(Data entries for graphics)
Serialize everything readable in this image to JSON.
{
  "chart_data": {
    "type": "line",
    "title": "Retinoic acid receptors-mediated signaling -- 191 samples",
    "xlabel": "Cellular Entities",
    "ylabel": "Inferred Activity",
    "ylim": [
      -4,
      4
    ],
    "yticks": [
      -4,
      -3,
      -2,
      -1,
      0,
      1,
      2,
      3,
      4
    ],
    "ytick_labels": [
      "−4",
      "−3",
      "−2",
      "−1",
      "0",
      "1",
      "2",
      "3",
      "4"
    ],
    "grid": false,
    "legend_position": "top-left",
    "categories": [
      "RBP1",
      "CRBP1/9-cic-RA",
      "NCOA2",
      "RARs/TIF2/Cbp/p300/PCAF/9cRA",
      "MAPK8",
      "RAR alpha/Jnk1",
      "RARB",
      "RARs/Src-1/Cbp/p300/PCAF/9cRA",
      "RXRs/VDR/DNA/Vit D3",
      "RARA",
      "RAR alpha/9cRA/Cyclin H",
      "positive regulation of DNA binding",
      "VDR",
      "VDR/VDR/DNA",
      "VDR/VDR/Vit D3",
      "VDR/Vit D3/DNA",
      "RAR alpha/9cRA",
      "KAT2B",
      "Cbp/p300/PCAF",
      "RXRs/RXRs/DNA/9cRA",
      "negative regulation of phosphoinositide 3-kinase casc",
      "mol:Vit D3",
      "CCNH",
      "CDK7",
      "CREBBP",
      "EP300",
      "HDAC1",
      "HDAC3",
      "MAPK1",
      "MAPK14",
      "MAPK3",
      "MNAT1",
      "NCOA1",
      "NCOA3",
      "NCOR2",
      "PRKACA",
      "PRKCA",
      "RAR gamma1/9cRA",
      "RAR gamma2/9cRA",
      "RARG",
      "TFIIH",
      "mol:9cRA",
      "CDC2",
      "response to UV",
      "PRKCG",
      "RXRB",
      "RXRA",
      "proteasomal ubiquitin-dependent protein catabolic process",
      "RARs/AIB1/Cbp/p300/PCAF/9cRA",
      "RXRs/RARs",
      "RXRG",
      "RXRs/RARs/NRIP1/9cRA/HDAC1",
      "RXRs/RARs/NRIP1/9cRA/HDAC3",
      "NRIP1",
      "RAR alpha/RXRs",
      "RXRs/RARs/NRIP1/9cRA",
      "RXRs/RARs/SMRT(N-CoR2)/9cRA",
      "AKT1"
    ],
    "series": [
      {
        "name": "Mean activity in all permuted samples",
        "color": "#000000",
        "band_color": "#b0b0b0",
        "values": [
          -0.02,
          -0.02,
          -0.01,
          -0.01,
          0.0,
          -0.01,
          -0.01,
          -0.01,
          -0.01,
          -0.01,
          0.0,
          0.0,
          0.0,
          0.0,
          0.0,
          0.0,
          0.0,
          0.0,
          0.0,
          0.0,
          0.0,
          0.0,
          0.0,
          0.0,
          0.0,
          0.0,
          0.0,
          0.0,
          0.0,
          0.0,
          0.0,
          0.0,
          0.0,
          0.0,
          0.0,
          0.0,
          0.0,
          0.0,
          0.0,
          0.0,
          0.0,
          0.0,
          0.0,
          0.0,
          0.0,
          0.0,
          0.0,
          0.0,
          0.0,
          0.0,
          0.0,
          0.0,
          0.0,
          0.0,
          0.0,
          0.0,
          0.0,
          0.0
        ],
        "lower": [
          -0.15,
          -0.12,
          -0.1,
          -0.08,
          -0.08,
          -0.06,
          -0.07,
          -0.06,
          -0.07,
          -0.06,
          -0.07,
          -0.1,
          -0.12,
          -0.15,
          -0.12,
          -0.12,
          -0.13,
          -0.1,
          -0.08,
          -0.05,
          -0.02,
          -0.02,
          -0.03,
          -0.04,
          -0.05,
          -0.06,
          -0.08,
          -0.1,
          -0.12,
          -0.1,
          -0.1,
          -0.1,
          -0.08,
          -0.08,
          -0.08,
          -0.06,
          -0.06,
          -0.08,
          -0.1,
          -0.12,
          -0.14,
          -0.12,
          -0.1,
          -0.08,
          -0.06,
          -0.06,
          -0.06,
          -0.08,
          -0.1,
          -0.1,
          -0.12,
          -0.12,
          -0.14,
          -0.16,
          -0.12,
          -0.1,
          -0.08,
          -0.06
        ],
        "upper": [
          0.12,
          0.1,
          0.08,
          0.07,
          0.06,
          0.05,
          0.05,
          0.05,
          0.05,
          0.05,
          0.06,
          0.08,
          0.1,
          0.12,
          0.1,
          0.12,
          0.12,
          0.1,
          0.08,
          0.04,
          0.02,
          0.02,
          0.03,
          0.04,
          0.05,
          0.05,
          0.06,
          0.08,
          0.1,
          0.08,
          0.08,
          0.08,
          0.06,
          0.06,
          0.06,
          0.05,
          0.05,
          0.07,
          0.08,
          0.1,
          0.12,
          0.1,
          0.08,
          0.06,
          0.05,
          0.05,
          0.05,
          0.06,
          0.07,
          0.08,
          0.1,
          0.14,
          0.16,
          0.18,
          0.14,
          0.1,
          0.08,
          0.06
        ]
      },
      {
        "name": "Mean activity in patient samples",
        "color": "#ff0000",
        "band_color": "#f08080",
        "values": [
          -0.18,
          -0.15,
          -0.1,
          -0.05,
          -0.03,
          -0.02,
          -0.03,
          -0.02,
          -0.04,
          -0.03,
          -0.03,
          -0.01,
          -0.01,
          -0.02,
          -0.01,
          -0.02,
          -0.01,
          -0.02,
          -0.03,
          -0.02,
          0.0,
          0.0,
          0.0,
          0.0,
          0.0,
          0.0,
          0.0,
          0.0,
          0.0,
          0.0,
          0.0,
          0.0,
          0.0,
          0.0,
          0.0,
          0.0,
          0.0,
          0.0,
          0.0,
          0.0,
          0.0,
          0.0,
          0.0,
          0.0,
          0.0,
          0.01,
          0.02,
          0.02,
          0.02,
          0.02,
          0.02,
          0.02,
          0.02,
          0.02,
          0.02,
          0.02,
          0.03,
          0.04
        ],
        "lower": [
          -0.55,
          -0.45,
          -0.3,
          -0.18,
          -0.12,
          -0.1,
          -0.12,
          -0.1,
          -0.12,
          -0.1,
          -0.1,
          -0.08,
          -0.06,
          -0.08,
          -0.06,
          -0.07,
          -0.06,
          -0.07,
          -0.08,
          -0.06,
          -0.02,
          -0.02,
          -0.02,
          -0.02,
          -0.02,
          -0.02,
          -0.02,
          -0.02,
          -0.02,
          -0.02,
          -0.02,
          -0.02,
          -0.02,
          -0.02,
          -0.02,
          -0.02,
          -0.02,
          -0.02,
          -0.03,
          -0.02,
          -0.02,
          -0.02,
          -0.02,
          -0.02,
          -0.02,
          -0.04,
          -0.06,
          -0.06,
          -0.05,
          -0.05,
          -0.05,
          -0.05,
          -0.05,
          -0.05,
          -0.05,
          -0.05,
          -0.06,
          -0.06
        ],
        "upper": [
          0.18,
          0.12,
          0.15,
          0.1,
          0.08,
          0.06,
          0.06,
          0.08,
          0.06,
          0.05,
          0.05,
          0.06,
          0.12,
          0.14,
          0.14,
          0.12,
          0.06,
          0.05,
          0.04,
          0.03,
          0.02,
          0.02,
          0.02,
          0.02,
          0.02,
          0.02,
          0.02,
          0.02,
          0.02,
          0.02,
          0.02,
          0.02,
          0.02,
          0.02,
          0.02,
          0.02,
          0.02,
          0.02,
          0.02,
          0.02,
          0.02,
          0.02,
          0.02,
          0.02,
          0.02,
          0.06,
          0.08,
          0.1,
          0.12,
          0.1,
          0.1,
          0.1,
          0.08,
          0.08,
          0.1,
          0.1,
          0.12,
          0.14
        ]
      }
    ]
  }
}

**PROBLEM DESCRIPTION**
Every line above that holds the word "samples" is to be found and copied.

**RESPONSE**
    "title": "Retinoic acid receptors-mediated signaling -- 191 samples",
        "name": "Mean activity in all permuted samples",
        "name": "Mean activity in patient samples",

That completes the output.